Reproduce all of the data exactly.
— START Data in this exercise —
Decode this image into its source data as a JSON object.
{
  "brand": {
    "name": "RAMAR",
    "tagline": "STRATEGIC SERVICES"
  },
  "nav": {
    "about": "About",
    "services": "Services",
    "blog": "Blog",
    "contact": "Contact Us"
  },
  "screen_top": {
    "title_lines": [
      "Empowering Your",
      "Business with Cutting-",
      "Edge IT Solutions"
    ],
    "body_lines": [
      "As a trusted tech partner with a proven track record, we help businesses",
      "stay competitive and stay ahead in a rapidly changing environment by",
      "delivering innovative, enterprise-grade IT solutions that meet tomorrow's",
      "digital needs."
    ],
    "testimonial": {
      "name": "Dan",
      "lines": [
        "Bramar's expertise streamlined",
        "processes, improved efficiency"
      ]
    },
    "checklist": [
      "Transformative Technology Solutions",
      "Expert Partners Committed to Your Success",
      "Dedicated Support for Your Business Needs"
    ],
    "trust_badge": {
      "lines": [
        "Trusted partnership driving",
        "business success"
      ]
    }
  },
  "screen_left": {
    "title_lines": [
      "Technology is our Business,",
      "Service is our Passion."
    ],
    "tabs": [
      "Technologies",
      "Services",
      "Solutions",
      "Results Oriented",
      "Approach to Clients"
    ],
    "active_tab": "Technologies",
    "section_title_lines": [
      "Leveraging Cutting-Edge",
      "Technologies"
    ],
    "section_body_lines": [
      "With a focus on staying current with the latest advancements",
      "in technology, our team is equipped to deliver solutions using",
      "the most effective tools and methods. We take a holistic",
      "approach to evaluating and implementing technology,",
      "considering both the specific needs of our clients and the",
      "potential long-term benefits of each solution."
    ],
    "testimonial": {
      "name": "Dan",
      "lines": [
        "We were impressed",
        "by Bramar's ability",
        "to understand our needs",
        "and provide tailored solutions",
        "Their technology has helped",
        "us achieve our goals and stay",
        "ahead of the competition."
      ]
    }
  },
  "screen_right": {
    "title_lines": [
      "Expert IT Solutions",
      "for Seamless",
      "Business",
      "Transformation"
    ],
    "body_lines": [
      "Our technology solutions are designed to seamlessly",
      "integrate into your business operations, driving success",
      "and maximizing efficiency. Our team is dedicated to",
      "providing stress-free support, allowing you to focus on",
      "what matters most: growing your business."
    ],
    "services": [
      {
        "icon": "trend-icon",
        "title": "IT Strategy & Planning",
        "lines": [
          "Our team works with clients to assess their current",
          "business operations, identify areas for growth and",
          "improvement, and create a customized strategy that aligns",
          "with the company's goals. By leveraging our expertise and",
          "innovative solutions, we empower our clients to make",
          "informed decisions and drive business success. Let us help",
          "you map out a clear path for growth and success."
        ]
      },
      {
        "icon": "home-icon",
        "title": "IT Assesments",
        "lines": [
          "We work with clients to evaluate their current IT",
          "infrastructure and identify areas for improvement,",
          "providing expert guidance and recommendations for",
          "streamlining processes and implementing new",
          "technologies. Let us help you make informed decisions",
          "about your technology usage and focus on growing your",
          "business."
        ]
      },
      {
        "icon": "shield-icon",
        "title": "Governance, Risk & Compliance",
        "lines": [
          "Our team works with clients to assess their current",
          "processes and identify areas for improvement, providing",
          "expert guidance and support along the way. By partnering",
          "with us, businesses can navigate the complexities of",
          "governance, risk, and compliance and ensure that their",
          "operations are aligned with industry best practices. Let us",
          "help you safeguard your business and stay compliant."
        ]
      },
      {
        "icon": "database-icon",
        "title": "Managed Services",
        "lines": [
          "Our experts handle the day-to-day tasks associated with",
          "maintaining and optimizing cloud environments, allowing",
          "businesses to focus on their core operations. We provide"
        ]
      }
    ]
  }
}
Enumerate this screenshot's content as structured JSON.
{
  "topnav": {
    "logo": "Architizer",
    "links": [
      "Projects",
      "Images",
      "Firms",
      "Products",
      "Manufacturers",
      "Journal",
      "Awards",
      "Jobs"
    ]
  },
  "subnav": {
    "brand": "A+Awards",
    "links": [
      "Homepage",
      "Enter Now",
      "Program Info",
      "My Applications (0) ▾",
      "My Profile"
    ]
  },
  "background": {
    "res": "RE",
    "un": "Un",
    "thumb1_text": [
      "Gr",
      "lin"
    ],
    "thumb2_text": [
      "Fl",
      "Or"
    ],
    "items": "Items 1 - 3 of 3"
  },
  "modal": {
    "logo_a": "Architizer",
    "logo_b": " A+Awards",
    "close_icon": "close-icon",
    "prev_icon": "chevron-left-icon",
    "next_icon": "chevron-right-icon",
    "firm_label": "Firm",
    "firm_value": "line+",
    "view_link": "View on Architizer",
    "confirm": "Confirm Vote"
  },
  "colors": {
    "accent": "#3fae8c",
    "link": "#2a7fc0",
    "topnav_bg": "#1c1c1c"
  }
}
— END Data in this exercise —
• **Expected answer**
Decode this image into its source data as a JSON object.
{
  "brand": {
    "name": "RAMAR",
    "tagline": "STRATEGIC SERVICES"
  },
  "nav": {
    "about": "About",
    "services": "Services",
    "blog": "Blog",
    "contact": "Contact Us"
  },
  "screen_top": {
    "title_lines": [
      "Empowering Your",
      "Business with Cutting-",
      "Edge IT Solutions"
    ],
    "body_lines": [
      "As a trusted tech partner with a proven track record, we help businesses",
      "stay competitive and stay ahead in a rapidly changing environment by",
      "delivering innovative, enterprise-grade IT solutions that meet tomorrow's",
      "digital needs."
    ],
    "testimonial": {
      "name": "Dan",
      "lines": [
        "Bramar's expertise streamlined",
        "processes, improved efficiency"
      ]
    },
    "checklist": [
      "Transformative Technology Solutions",
      "Expert Partners Committed to Your Success",
      "Dedicated Support for Your Business Needs"
    ],
    "trust_badge": {
      "lines": [
        "Trusted partnership driving",
        "business success"
      ]
    }
  },
  "screen_left": {
    "title_lines": [
      "Technology is our Business,",
      "Service is our Passion."
    ],
    "tabs": [
      "Technologies",
      "Services",
      "Solutions",
      "Results Oriented",
      "Approach to Clients"
    ],
    "active_tab": "Technologies",
    "section_title_lines": [
      "Leveraging Cutting-Edge",
      "Technologies"
    ],
    "section_body_lines": [
      "With a focus on staying current with the latest advancements",
      "in technology, our team is equipped to deliver solutions using",
      "the most effective tools and methods. We take a holistic",
      "approach to evaluating and implementing technology,",
      "considering both the specific needs of our clients and the",
      "potential long-term benefits of each solution."
    ],
    "testimonial": {
      "name": "Dan",
      "lines": [
        "We were impressed",
        "by Bramar's ability",
        "to understand our needs",
        "and provide tailored solutions",
        "Their technology has helped",
        "us achieve our goals and stay",
        "ahead of the competition."
      ]
    }
  },
  "screen_right": {
    "title_lines": [
      "Expert IT Solutions",
      "for Seamless",
      "Business",
      "Transformation"
    ],
    "body_lines": [
      "Our technology solutions are designed to seamlessly",
      "integrate into your business operations, driving success",
      "and maximizing efficiency. Our team is dedicated to",
      "providing stress-free support, allowing you to focus on",
      "what matters most: growing your business."
    ],
    "services": [
      {
        "icon": "trend-icon",
        "title": "IT Strategy & Planning",
        "lines": [
          "Our team works with clients to assess their current",
          "business operations, identify areas for growth and",
          "improvement, and create a customized strategy that aligns",
          "with the company's goals. By leveraging our expertise and",
          "innovative solutions, we empower our clients to make",
          "informed decisions and drive business success. Let us help",
          "you map out a clear path for growth and success."
        ]
      },
      {
        "icon": "home-icon",
        "title": "IT Assesments",
        "lines": [
          "We work with clients to evaluate their current IT",
          "infrastructure and identify areas for improvement,",
          "providing expert guidance and recommendations for",
          "streamlining processes and implementing new",
          "technologies. Let us help you make informed decisions",
          "about your technology usage and focus on growing your",
          "business."
        ]
      },
      {
        "icon": "shield-icon",
        "title": "Governance, Risk & Compliance",
        "lines": [
          "Our team works with clients to assess their current",
          "processes and identify areas for improvement, providing",
          "expert guidance and support along the way. By partnering",
          "with us, businesses can navigate the complexities of",
          "governance, risk, and compliance and ensure that their",
          "operations are aligned with industry best practices. Let us",
          "help you safeguard your business and stay compliant."
        ]
      },
      {
        "icon": "database-icon",
        "title": "Managed Services",
        "lines": [
          "Our experts handle the day-to-day tasks associated with",
          "maintaining and optimizing cloud environments, allowing",
          "businesses to focus on their core operations. We provide"
        ]
      }
    ]
  }
}
Enumerate this screenshot's content as structured JSON.
{
  "topnav": {
    "logo": "Architizer",
    "links": [
      "Projects",
      "Images",
      "Firms",
      "Products",
      "Manufacturers",
      "Journal",
      "Awards",
      "Jobs"
    ]
  },
  "subnav": {
    "brand": "A+Awards",
    "links": [
      "Homepage",
      "Enter Now",
      "Program Info",
      "My Applications (0) ▾",
      "My Profile"
    ]
  },
  "background": {
    "res": "RE",
    "un": "Un",
    "thumb1_text": [
      "Gr",
      "lin"
    ],
    "thumb2_text": [
      "Fl",
      "Or"
    ],
    "items": "Items 1 - 3 of 3"
  },
  "modal": {
    "logo_a": "Architizer",
    "logo_b": " A+Awards",
    "close_icon": "close-icon",
    "prev_icon": "chevron-left-icon",
    "next_icon": "chevron-right-icon",
    "firm_label": "Firm",
    "firm_value": "line+",
    "view_link": "View on Architizer",
    "confirm": "Confirm Vote"
  },
  "colors": {
    "accent": "#3fae8c",
    "link": "#2a7fc0",
    "topnav_bg": "#1c1c1c"
  }
}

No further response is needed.